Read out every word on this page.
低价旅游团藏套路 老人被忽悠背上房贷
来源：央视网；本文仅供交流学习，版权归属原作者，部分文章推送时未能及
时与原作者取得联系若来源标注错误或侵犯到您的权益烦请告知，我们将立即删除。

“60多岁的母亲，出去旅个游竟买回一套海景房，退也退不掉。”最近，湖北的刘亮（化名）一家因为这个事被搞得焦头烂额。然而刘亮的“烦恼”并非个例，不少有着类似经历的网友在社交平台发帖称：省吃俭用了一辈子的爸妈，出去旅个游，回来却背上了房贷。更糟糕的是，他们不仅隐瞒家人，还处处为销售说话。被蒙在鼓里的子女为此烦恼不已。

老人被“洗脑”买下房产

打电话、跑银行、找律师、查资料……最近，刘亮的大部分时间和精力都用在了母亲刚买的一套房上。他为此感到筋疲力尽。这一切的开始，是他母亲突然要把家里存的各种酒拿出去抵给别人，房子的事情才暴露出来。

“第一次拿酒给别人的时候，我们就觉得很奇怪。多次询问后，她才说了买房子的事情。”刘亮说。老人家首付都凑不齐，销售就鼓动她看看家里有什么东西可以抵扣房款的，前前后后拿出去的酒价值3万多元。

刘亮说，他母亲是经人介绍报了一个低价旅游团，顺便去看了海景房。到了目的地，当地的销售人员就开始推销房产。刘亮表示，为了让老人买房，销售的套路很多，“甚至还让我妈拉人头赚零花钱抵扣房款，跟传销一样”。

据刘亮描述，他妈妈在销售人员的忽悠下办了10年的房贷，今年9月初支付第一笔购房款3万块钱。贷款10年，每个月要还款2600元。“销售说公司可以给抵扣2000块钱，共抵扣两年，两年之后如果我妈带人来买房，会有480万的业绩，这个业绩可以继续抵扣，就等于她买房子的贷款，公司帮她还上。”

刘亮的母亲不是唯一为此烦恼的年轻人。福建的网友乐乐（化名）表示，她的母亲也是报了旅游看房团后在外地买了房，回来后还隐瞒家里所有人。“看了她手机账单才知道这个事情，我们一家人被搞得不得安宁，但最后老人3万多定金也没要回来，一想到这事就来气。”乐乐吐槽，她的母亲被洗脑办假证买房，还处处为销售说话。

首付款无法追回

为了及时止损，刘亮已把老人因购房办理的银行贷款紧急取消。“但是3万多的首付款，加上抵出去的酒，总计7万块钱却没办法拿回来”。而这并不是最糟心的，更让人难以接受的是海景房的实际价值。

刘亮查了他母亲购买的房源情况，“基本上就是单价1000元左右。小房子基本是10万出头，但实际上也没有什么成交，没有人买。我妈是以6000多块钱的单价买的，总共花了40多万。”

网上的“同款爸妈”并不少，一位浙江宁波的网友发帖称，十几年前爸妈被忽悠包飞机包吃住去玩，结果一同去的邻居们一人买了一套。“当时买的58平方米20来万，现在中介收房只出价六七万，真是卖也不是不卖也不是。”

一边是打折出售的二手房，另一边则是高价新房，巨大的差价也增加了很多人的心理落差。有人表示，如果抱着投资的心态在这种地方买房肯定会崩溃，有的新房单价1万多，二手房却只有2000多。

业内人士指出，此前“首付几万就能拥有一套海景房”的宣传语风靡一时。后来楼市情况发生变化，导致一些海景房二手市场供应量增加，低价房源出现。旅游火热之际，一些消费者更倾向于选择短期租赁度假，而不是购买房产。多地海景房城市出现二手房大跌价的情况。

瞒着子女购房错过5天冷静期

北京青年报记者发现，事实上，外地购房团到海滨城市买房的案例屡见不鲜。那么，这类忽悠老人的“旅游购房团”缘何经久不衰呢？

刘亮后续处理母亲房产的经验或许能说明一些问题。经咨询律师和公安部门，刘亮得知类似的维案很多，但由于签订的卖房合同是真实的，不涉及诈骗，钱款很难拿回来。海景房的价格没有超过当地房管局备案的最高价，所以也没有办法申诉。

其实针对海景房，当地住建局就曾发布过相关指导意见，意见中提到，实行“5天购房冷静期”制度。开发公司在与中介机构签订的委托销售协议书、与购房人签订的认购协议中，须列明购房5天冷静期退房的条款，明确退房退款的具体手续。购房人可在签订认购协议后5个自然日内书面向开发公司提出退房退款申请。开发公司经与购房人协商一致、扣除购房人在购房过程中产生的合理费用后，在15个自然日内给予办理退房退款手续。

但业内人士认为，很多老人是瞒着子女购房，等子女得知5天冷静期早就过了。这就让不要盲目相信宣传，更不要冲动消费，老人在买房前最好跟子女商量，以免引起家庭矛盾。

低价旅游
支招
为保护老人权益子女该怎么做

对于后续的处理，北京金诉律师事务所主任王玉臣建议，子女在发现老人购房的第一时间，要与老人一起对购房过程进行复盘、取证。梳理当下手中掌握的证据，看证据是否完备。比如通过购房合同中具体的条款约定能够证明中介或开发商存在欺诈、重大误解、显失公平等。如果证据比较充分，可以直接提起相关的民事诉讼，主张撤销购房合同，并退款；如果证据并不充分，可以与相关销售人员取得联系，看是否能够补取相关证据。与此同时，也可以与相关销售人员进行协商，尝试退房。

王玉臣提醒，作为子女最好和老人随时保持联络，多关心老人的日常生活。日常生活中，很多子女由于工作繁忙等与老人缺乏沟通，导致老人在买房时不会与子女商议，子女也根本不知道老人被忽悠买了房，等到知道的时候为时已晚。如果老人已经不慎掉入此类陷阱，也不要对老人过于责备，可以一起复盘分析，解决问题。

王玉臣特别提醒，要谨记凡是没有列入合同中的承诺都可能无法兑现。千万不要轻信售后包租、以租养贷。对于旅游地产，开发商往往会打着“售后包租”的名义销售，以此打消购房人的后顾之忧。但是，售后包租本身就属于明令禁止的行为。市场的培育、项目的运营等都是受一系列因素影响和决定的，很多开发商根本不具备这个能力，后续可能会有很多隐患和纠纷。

--- --- ---

Each line must be given again exactly as written above.

Exercise solution ▸
Read out every word on this page.
低价旅游团藏套路 老人被忽悠背上房贷
来源：央视网；本文仅供交流学习，版权归属原作者，部分文章推送时未能及
时与原作者取得联系若来源标注错误或侵犯到您的权益烦请告知，我们将立即删除。

“60多岁的母亲，出去旅个游竟买回一套海景房，退也退不掉。”最近，湖北的刘亮（化名）一家因为这个事被搞得焦头烂额。然而刘亮的“烦恼”并非个例，不少有着类似经历的网友在社交平台发帖称：省吃俭用了一辈子的爸妈，出去旅个游，回来却背上了房贷。更糟糕的是，他们不仅隐瞒家人，还处处为销售说话。被蒙在鼓里的子女为此烦恼不已。

老人被“洗脑”买下房产

打电话、跑银行、找律师、查资料……最近，刘亮的大部分时间和精力都用在了母亲刚买的一套房上。他为此感到筋疲力尽。这一切的开始，是他母亲突然要把家里存的各种酒拿出去抵给别人，房子的事情才暴露出来。

“第一次拿酒给别人的时候，我们就觉得很奇怪。多次询问后，她才说了买房子的事情。”刘亮说。老人家首付都凑不齐，销售就鼓动她看看家里有什么东西可以抵扣房款的，前前后后拿出去的酒价值3万多元。

刘亮说，他母亲是经人介绍报了一个低价旅游团，顺便去看了海景房。到了目的地，当地的销售人员就开始推销房产。刘亮表示，为了让老人买房，销售的套路很多，“甚至还让我妈拉人头赚零花钱抵扣房款，跟传销一样”。

据刘亮描述，他妈妈在销售人员的忽悠下办了10年的房贷，今年9月初支付第一笔购房款3万块钱。贷款10年，每个月要还款2600元。“销售说公司可以给抵扣2000块钱，共抵扣两年，两年之后如果我妈带人来买房，会有480万的业绩，这个业绩可以继续抵扣，就等于她买房子的贷款，公司帮她还上。”

刘亮的母亲不是唯一为此烦恼的年轻人。福建的网友乐乐（化名）表示，她的母亲也是报了旅游看房团后在外地买了房，回来后还隐瞒家里所有人。“看了她手机账单才知道这个事情，我们一家人被搞得不得安宁，但最后老人3万多定金也没要回来，一想到这事就来气。”乐乐吐槽，她的母亲被洗脑办假证买房，还处处为销售说话。

首付款无法追回

为了及时止损，刘亮已把老人因购房办理的银行贷款紧急取消。“但是3万多的首付款，加上抵出去的酒，总计7万块钱却没办法拿回来”。而这并不是最糟心的，更让人难以接受的是海景房的实际价值。

刘亮查了他母亲购买的房源情况，“基本上就是单价1000元左右。小房子基本是10万出头，但实际上也没有什么成交，没有人买。我妈是以6000多块钱的单价买的，总共花了40多万。”

网上的“同款爸妈”并不少，一位浙江宁波的网友发帖称，十几年前爸妈被忽悠包飞机包吃住去玩，结果一同去的邻居们一人买了一套。“当时买的58平方米20来万，现在中介收房只出价六七万，真是卖也不是不卖也不是。”

一边是打折出售的二手房，另一边则是高价新房，巨大的差价也增加了很多人的心理落差。有人表示，如果抱着投资的心态在这种地方买房肯定会崩溃，有的新房单价1万多，二手房却只有2000多。

业内人士指出，此前“首付几万就能拥有一套海景房”的宣传语风靡一时。后来楼市情况发生变化，导致一些海景房二手市场供应量增加，低价房源出现。旅游火热之际，一些消费者更倾向于选择短期租赁度假，而不是购买房产。多地海景房城市出现二手房大跌价的情况。

瞒着子女购房错过5天冷静期

北京青年报记者发现，事实上，外地购房团到海滨城市买房的案例屡见不鲜。那么，这类忽悠老人的“旅游购房团”缘何经久不衰呢？

刘亮后续处理母亲房产的经验或许能说明一些问题。经咨询律师和公安部门，刘亮得知类似的维案很多，但由于签订的卖房合同是真实的，不涉及诈骗，钱款很难拿回来。海景房的价格没有超过当地房管局备案的最高价，所以也没有办法申诉。

其实针对海景房，当地住建局就曾发布过相关指导意见，意见中提到，实行“5天购房冷静期”制度。开发公司在与中介机构签订的委托销售协议书、与购房人签订的认购协议中，须列明购房5天冷静期退房的条款，明确退房退款的具体手续。购房人可在签订认购协议后5个自然日内书面向开发公司提出退房退款申请。开发公司经与购房人协商一致、扣除购房人在购房过程中产生的合理费用后，在15个自然日内给予办理退房退款手续。

但业内人士认为，很多老人是瞒着子女购房，等子女得知5天冷静期早就过了。这就让不要盲目相信宣传，更不要冲动消费，老人在买房前最好跟子女商量，以免引起家庭矛盾。

低价旅游
支招
为保护老人权益子女该怎么做

对于后续的处理，北京金诉律师事务所主任王玉臣建议，子女在发现老人购房的第一时间，要与老人一起对购房过程进行复盘、取证。梳理当下手中掌握的证据，看证据是否完备。比如通过购房合同中具体的条款约定能够证明中介或开发商存在欺诈、重大误解、显失公平等。如果证据比较充分，可以直接提起相关的民事诉讼，主张撤销购房合同，并退款；如果证据并不充分，可以与相关销售人员取得联系，看是否能够补取相关证据。与此同时，也可以与相关销售人员进行协商，尝试退房。

王玉臣提醒，作为子女最好和老人随时保持联络，多关心老人的日常生活。日常生活中，很多子女由于工作繁忙等与老人缺乏沟通，导致老人在买房时不会与子女商议，子女也根本不知道老人被忽悠买了房，等到知道的时候为时已晚。如果老人已经不慎掉入此类陷阱，也不要对老人过于责备，可以一起复盘分析，解决问题。

王玉臣特别提醒，要谨记凡是没有列入合同中的承诺都可能无法兑现。千万不要轻信售后包租、以租养贷。对于旅游地产，开发商往往会打着“售后包租”的名义销售，以此打消购房人的后顾之忧。但是，售后包租本身就属于明令禁止的行为。市场的培育、项目的运营等都是受一系列因素影响和决定的，很多开发商根本不具备这个能力，后续可能会有很多隐患和纠纷。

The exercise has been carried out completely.